### TEXT PROVIDED:
Irwin Rose 2004, Chemistry Nobel Winner passes away


Irwin A. Rose, who shared the 2004 Nobel Prize in Chemistry with two collaborators for unraveling the mystery of how cells identify old and damaged proteins and transform them into pieces for new proteins — discoveries that led to the development of a new class of drugs to fight cancer — died on Tuesday in Deerfield, Mass. He was 88.

His son Howard said Dr. Rose died at the home of another son, Frederic, with whom he had been living.

Dr. Rose became fascinated with the problem of protein disposal in the 1950s, when few biochemists shared his enthusiasm. Scientific inquiry was focused then on how things were created — how cells read the blueprints encoded in DNA and use the information to manufacture proteins.

“He was interested in the opposite: How are proteins destroyed?” said Dr. Jonathan Chernoff, the scientific director of the Fox Chase Cancer Center in Philadelphia,
where Dr. Rose spent most of his career. “There were not very many people working on it,” Dr. Chernoff added in an interview on Tuesday. “I don’t think they particularly considered it an interesting question. But he thought it was an interesting question. And he was right.”

### Stored data entries:

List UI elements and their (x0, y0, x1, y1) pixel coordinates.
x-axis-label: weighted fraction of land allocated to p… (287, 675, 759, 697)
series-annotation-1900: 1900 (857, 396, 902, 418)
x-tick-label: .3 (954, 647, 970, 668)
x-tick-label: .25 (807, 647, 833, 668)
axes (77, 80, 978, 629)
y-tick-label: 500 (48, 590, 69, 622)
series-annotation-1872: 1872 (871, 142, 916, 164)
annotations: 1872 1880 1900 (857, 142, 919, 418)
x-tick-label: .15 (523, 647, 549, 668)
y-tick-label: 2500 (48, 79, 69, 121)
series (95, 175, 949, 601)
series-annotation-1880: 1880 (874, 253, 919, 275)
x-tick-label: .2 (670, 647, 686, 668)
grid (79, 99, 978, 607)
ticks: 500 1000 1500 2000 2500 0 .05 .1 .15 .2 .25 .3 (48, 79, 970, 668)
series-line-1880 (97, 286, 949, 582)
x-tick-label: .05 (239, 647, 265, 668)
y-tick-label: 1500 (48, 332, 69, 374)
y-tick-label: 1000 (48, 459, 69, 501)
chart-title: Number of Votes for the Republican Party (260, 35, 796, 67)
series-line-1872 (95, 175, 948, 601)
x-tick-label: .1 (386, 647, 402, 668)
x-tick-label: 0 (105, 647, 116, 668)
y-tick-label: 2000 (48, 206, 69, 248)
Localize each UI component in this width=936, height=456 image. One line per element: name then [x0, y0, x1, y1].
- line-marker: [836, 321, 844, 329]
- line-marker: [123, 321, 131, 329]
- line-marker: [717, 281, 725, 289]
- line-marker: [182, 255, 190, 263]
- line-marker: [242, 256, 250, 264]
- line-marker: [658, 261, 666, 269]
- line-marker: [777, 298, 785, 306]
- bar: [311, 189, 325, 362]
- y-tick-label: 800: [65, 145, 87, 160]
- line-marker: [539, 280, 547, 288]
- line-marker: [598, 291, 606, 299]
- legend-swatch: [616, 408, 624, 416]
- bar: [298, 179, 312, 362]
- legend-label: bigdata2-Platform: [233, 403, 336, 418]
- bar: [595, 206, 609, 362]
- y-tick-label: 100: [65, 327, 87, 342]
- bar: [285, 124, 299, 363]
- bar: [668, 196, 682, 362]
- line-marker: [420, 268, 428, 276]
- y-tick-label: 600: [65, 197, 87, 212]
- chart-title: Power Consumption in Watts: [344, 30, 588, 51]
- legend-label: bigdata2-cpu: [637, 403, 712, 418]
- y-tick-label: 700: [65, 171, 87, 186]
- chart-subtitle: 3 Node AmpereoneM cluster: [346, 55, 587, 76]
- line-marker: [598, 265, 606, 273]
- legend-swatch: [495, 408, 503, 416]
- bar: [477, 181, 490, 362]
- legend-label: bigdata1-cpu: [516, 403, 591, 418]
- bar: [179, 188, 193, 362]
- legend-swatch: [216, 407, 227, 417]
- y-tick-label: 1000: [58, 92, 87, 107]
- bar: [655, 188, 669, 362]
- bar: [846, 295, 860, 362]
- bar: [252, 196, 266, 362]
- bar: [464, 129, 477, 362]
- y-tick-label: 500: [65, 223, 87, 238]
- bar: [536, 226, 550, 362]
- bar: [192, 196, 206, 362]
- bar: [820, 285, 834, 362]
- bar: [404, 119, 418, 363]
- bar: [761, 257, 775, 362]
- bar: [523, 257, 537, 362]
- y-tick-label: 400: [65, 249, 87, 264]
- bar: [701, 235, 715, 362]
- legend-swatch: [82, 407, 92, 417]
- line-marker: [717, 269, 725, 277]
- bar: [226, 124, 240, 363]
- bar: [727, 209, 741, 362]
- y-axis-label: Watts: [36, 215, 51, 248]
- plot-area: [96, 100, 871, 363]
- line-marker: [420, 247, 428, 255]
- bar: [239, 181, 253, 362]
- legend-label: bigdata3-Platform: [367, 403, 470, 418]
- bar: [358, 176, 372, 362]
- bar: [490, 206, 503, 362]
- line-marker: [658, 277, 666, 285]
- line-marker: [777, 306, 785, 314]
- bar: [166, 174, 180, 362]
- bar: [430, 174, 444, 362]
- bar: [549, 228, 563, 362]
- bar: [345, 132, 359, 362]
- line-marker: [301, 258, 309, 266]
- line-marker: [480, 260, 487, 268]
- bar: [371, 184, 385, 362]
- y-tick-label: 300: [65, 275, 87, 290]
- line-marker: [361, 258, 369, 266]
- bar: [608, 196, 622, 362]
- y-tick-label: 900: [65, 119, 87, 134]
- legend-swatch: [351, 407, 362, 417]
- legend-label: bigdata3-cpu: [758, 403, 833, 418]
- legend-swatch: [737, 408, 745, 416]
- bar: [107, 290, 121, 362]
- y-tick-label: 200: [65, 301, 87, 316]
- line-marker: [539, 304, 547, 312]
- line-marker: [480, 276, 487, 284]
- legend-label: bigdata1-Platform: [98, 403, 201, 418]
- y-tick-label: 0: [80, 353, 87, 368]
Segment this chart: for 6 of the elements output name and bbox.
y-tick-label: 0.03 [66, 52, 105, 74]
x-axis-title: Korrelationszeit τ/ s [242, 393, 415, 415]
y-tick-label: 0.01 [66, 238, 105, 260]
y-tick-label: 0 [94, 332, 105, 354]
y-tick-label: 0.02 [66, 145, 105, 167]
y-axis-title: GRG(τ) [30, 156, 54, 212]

### TASK SET:
(A) Revise the Irwin Rose obituary starting at "Irwin A. Rose, who" and ending at "to manufacture proteins.", replacing "protein disposal" with "protein breakdown".
(B) Pick up the Irwin Rose obituary after its last sentence and continue it.

### EXPECTED RESPONSES:
(A)
Irwin A. Rose, who shared the 2004 Nobel Prize in Chemistry with two collaborators for unraveling the mystery of how cells identify old and damaged proteins and transform them into pieces for new proteins — discoveries that led to the development of a new class of drugs to fight cancer — died on Tuesday in Deerfield, Mass. He was 88.

His son Howard said Dr. Rose died at the home of another son, Frederic, with whom he had been living.

Dr. Rose became fascinated with the problem of protein breakdown in the 1950s, when few biochemists shared his enthusiasm. Scientific inquiry was focused then on how things were created — how cells read the blueprints encoded in DNA and use the information to manufacture proteins.

(B)
In 1975, other scientists discovered a small protein that was present in numerous tissues and organisms — so many places that it was named ubiquitin. But they had no idea what the protein did.

To pursue the answer, starting in the late 1970s, Dr. Rose collaborated with Avram Hershko of the Technion institute of technology in Israel and Aaron Ciechanover, a graduate student of Dr. Hershko’s. Dr. Rose would later share the Nobel Prize with them.

In 1979, their work took them to Fox Chase’s Institute for Cancer Research, where its director at the time, Dr. Alfred G. Knudson Jr., proposed that they extend their stay to a year.

“It seems that the entire problem of how the breakdown of cellular protein is regulated is accessible,” Dr. Knudson wrote in a memo dated Oct. 18, 1979. “This will surely have great implications for developmental process, for normal physiology, and for cell death and cancer. The implications are enormous.”

In an interview, Dr. Knudson recalled Dr. Rose’s coming to him to request money to finance the extended stay for Dr. Hershko and Mr. Ciechanover — nearly $50,000.

“I knew in a million years, Ernie wouldn’t come to me if it wasn’t important,” Dr. Knudson said. “He’s a person that didn’t talk fast. He felt like anything he talked about, he really thought about. He was a thinker.”

The experiments showed that ubiquitin serves as an inventory control tag — or, as some called it, a “kiss of death” — that is attached to a protein that had outlived its usefulness. The tagged protein is then taken to one of many barrel-shaped chambers called proteasomes, where it is sliced into bits to be recycled into new proteins.

An understanding of this process helped researchers understand diseases, like cystic fibrosis, Parkinson’s and many types of cancer, that occur when the process goes awry.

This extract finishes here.